What to do — Exactly as written, retype the listing below, omitting the pictures.

Input for this task —
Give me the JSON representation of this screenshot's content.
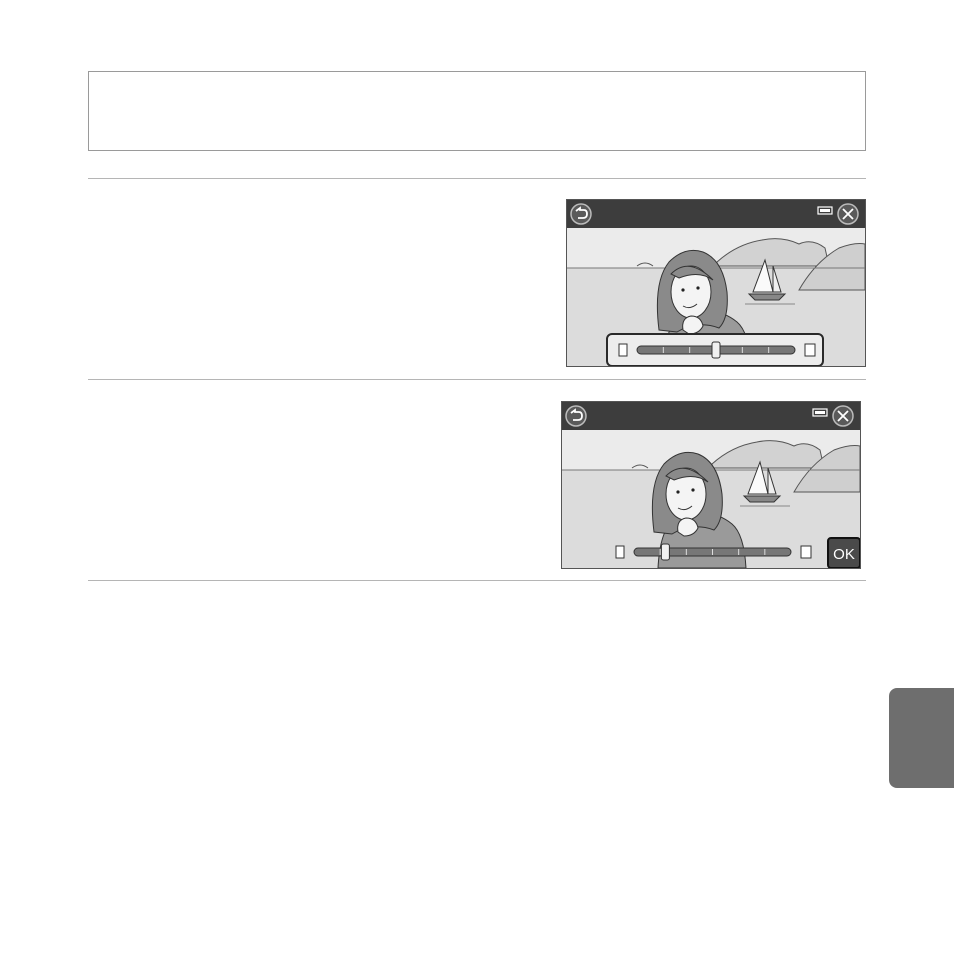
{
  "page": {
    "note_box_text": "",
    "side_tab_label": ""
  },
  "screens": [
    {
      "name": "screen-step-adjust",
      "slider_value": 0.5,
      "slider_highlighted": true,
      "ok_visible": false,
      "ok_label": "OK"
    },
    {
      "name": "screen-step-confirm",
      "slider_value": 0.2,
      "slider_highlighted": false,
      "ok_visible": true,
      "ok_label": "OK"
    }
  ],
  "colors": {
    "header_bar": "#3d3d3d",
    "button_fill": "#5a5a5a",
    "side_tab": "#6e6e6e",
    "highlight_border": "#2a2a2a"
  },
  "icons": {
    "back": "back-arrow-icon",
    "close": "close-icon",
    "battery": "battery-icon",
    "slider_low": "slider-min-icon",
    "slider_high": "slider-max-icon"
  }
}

Task answer —
Give me the JSON representation of this screenshot's content.
{
  "page": {
    "note_box_text": "",
    "side_tab_label": ""
  },
  "screens": [
    {
      "name": "screen-step-adjust",
      "slider_value": 0.5,
      "slider_highlighted": true,
      "ok_visible": false,
      "ok_label": "OK"
    },
    {
      "name": "screen-step-confirm",
      "slider_value": 0.2,
      "slider_highlighted": false,
      "ok_visible": true,
      "ok_label": "OK"
    }
  ],
  "colors": {
    "header_bar": "#3d3d3d",
    "button_fill": "#5a5a5a",
    "side_tab": "#6e6e6e",
    "highlight_border": "#2a2a2a"
  },
  "icons": {
    "back": "back-arrow-icon",
    "close": "close-icon",
    "battery": "battery-icon",
    "slider_low": "slider-min-icon",
    "slider_high": "slider-max-icon"
  }
}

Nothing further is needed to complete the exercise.